Directive: Make an exact copy of the listing below.

Records for the exercise:
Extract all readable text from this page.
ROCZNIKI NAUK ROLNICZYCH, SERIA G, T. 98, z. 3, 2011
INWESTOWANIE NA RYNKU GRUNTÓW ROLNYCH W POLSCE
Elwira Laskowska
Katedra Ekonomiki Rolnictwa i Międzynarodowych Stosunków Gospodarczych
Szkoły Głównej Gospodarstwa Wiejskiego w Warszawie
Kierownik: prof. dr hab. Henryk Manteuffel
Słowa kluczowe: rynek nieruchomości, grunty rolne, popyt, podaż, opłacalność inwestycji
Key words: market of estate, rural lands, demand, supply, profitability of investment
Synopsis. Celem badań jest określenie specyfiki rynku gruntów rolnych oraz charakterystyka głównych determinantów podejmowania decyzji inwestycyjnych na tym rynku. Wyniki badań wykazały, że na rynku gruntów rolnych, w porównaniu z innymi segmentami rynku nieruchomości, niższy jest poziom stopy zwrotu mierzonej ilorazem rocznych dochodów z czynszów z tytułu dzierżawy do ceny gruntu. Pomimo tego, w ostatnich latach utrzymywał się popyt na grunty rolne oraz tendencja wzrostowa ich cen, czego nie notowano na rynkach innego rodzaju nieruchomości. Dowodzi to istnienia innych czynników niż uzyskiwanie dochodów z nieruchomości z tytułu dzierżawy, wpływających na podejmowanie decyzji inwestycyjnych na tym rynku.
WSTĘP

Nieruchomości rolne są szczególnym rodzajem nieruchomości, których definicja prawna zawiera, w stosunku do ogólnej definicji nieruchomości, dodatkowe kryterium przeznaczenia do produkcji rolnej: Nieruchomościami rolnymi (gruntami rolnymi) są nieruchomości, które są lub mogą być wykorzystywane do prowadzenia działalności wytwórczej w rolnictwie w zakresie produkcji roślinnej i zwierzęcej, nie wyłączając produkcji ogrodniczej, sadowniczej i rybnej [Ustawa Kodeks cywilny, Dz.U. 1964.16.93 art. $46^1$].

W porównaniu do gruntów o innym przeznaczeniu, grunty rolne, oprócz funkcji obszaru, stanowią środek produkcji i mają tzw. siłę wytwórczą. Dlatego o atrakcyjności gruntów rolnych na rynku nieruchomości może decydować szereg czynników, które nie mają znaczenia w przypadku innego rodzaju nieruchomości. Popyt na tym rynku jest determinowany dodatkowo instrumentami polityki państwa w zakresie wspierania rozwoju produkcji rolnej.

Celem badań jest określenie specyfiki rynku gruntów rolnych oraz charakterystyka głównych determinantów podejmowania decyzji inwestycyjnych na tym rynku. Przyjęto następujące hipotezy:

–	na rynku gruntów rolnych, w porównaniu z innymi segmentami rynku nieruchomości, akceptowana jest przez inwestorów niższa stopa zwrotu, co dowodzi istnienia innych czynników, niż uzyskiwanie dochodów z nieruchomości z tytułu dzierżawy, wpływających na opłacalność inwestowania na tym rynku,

Expected answer:
Extract all readable text from this page.
ROCZNIKI NAUK ROLNICZYCH, SERIA G, T. 98, z. 3, 2011
INWESTOWANIE NA RYNKU GRUNTÓW ROLNYCH W POLSCE
Elwira Laskowska
Katedra Ekonomiki Rolnictwa i Międzynarodowych Stosunków Gospodarczych
Szkoły Głównej Gospodarstwa Wiejskiego w Warszawie
Kierownik: prof. dr hab. Henryk Manteuffel
Słowa kluczowe: rynek nieruchomości, grunty rolne, popyt, podaż, opłacalność inwestycji
Key words: market of estate, rural lands, demand, supply, profitability of investment
Synopsis. Celem badań jest określenie specyfiki rynku gruntów rolnych oraz charakterystyka głównych determinantów podejmowania decyzji inwestycyjnych na tym rynku. Wyniki badań wykazały, że na rynku gruntów rolnych, w porównaniu z innymi segmentami rynku nieruchomości, niższy jest poziom stopy zwrotu mierzonej ilorazem rocznych dochodów z czynszów z tytułu dzierżawy do ceny gruntu. Pomimo tego, w ostatnich latach utrzymywał się popyt na grunty rolne oraz tendencja wzrostowa ich cen, czego nie notowano na rynkach innego rodzaju nieruchomości. Dowodzi to istnienia innych czynników niż uzyskiwanie dochodów z nieruchomości z tytułu dzierżawy, wpływających na podejmowanie decyzji inwestycyjnych na tym rynku.
WSTĘP

Nieruchomości rolne są szczególnym rodzajem nieruchomości, których definicja prawna zawiera, w stosunku do ogólnej definicji nieruchomości, dodatkowe kryterium przeznaczenia do produkcji rolnej: Nieruchomościami rolnymi (gruntami rolnymi) są nieruchomości, które są lub mogą być wykorzystywane do prowadzenia działalności wytwórczej w rolnictwie w zakresie produkcji roślinnej i zwierzęcej, nie wyłączając produkcji ogrodniczej, sadowniczej i rybnej [Ustawa Kodeks cywilny, Dz.U. 1964.16.93 art. $46^1$].

W porównaniu do gruntów o innym przeznaczeniu, grunty rolne, oprócz funkcji obszaru, stanowią środek produkcji i mają tzw. siłę wytwórczą. Dlatego o atrakcyjności gruntów rolnych na rynku nieruchomości może decydować szereg czynników, które nie mają znaczenia w przypadku innego rodzaju nieruchomości. Popyt na tym rynku jest determinowany dodatkowo instrumentami polityki państwa w zakresie wspierania rozwoju produkcji rolnej.

Celem badań jest określenie specyfiki rynku gruntów rolnych oraz charakterystyka głównych determinantów podejmowania decyzji inwestycyjnych na tym rynku. Przyjęto następujące hipotezy:

–	na rynku gruntów rolnych, w porównaniu z innymi segmentami rynku nieruchomości, akceptowana jest przez inwestorów niższa stopa zwrotu, co dowodzi istnienia innych czynników, niż uzyskiwanie dochodów z nieruchomości z tytułu dzierżawy, wpływających na opłacalność inwestowania na tym rynku,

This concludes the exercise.